Pick out every line of the entries below where "enable" occurs, and copy those lines.

**Data lines:**
^^^^^^^^
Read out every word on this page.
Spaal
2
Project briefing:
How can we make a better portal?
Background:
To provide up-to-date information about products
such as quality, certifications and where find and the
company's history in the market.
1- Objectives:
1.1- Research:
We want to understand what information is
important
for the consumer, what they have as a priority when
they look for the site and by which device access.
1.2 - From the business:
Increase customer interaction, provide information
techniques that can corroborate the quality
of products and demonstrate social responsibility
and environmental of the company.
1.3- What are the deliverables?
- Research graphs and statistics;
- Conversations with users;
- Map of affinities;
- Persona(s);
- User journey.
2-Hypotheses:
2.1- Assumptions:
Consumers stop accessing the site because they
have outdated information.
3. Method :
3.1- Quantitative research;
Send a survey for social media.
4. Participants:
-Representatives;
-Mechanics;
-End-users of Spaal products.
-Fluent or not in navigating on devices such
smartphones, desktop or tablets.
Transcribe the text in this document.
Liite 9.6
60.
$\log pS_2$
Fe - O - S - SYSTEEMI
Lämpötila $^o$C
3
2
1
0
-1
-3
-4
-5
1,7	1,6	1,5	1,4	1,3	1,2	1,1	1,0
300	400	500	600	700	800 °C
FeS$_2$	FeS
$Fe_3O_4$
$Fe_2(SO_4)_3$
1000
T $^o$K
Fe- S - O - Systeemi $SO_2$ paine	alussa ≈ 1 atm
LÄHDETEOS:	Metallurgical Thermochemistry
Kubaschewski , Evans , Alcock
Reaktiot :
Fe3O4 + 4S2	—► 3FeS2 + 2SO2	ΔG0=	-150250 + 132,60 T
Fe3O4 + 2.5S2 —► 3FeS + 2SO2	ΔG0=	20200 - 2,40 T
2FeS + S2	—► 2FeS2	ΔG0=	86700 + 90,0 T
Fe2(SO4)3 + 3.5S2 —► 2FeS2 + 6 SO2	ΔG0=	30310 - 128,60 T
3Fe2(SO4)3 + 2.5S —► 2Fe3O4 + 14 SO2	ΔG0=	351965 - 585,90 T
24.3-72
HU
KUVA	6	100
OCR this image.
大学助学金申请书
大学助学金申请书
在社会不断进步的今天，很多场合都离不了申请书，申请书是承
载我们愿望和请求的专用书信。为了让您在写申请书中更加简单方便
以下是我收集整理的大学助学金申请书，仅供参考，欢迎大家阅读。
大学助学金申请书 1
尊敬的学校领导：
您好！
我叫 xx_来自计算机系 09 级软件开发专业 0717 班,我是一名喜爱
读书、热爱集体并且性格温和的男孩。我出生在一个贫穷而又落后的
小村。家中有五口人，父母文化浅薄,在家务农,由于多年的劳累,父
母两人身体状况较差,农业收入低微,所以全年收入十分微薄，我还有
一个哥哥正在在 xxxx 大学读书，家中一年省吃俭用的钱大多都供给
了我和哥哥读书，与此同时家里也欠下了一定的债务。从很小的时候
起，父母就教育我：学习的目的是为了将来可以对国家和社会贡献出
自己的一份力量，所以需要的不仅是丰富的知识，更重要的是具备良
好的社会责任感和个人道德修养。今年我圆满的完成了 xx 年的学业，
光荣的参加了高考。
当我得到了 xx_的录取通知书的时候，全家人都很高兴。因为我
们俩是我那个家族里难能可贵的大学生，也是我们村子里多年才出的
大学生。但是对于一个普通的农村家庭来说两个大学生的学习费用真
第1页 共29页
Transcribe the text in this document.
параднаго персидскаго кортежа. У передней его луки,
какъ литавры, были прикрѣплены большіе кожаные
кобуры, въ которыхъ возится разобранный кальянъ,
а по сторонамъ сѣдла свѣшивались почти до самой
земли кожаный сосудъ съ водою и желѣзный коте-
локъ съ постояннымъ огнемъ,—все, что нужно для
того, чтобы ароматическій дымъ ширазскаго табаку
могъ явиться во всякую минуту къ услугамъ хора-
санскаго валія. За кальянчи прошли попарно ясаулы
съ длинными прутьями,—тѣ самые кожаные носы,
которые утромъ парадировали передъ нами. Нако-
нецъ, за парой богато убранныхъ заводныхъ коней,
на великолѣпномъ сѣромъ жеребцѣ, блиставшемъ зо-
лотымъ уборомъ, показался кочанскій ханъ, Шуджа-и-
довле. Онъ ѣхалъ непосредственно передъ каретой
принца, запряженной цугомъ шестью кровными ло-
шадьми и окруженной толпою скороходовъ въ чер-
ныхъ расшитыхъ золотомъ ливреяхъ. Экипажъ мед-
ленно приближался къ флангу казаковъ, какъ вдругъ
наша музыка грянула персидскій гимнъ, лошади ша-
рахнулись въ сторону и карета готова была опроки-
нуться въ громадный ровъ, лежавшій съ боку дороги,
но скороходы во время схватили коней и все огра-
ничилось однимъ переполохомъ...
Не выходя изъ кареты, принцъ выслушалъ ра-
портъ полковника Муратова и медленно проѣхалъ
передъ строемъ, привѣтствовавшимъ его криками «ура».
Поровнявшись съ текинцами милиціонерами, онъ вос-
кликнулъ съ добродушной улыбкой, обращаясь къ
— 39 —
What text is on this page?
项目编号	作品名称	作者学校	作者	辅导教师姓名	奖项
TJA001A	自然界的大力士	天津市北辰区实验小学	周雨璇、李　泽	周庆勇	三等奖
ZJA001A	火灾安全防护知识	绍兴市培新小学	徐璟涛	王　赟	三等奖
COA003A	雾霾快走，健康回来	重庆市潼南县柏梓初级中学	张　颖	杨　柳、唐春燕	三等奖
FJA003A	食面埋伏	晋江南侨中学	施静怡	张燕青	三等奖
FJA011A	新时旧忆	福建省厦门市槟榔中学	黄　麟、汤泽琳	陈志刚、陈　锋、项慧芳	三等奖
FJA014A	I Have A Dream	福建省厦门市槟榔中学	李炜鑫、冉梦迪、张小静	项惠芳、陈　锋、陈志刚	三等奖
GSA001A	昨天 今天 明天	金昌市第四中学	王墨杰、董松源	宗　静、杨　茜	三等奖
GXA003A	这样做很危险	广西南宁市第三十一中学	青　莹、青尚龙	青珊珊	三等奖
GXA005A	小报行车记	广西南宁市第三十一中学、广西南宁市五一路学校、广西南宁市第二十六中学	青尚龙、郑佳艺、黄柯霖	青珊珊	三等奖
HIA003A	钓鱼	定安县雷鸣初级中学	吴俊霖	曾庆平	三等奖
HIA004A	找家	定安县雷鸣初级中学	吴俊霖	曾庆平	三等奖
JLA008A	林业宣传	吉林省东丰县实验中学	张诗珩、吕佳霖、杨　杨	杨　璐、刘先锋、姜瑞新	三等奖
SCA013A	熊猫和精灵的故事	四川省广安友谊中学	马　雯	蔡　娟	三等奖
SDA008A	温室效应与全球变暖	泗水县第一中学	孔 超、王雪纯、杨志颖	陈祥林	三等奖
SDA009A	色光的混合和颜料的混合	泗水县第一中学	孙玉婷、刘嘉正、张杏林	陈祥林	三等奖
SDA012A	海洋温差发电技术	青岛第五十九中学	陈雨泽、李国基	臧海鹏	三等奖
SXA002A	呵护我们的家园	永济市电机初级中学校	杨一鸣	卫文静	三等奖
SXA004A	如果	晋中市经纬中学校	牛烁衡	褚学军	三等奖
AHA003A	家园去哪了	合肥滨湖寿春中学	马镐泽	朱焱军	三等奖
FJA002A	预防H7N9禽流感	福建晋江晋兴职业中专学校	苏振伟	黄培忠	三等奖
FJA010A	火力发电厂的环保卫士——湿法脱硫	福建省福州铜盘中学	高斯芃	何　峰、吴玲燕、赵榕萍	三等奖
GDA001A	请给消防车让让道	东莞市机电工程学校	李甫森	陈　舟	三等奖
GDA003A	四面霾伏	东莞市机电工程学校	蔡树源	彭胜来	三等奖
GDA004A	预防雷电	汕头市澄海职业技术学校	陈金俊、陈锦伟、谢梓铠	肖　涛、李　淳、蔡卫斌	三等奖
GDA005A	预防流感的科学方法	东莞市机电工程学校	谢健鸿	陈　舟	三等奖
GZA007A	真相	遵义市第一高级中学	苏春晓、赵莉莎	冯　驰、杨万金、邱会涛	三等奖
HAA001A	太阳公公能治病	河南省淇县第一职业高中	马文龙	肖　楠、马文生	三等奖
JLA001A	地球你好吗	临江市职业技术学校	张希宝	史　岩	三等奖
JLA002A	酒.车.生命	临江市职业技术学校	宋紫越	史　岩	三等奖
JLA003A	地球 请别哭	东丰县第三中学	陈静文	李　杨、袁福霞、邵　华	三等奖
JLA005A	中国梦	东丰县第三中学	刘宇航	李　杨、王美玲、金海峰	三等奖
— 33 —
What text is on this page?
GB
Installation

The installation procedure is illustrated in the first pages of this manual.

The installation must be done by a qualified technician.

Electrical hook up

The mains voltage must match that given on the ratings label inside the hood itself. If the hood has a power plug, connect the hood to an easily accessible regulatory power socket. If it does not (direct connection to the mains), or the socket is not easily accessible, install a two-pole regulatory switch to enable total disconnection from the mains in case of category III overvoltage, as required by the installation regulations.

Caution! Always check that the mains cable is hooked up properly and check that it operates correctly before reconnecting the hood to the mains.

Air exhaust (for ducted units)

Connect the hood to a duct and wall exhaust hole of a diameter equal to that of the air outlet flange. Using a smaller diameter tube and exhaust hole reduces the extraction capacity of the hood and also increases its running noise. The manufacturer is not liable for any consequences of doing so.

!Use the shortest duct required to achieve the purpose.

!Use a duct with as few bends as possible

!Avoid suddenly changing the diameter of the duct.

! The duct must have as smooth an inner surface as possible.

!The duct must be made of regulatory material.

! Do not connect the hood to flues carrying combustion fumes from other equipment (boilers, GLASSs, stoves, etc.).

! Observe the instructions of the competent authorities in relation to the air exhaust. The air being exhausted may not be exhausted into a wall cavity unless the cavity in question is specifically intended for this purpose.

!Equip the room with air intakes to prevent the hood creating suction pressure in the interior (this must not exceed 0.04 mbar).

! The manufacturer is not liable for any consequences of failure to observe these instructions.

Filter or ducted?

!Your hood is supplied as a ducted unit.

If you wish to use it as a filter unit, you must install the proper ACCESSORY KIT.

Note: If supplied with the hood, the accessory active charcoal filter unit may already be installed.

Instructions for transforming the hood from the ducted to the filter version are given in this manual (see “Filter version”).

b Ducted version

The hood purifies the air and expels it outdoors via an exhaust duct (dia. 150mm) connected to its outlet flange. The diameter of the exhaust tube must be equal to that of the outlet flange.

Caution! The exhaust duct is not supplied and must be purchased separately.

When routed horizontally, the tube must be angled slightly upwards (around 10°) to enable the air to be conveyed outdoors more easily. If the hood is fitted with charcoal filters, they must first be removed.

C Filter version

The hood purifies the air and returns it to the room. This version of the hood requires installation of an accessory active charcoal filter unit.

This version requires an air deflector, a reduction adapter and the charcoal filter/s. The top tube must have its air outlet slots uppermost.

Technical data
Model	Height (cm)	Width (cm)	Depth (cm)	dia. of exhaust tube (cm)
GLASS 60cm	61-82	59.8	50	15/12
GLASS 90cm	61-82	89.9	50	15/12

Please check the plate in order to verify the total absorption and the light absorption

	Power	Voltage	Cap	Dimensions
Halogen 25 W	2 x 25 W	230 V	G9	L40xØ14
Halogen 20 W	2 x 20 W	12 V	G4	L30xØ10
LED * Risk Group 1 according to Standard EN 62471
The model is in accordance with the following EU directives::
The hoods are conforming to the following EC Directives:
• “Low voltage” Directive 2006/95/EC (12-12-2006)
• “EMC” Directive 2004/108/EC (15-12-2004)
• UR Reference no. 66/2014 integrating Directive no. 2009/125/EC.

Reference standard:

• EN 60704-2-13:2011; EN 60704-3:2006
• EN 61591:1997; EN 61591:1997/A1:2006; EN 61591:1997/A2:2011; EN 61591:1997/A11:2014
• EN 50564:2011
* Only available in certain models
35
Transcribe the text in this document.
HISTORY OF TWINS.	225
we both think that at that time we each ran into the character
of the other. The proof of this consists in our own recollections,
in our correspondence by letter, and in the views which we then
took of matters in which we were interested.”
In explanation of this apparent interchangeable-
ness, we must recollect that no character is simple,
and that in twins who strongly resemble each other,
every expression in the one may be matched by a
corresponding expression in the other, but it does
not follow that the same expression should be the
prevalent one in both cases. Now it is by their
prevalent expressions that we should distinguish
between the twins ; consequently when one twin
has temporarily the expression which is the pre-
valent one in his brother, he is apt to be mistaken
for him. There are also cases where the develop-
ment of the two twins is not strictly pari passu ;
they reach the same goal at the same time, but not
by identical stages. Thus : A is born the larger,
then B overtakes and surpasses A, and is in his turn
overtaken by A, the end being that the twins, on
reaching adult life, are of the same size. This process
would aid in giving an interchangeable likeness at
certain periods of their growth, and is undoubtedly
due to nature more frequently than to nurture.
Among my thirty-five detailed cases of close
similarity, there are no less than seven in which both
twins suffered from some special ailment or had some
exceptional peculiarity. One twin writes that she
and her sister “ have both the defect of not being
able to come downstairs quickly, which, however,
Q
^^^^^^^^
**Output:**
The mains voltage must match that given on the ratings label inside the hood itself. If the hood has a power plug, connect the hood to an easily accessible regulatory power socket. If it does not (direct connection to the mains), or the socket is not easily accessible, install a two-pole regulatory switch to enable total disconnection from the mains in case of category III overvoltage, as required by the installation regulations.
When routed horizontally, the tube must be angled slightly upwards (around 10°) to enable the air to be conveyed outdoors more easily. If the hood is fitted with charcoal filters, they must first be removed.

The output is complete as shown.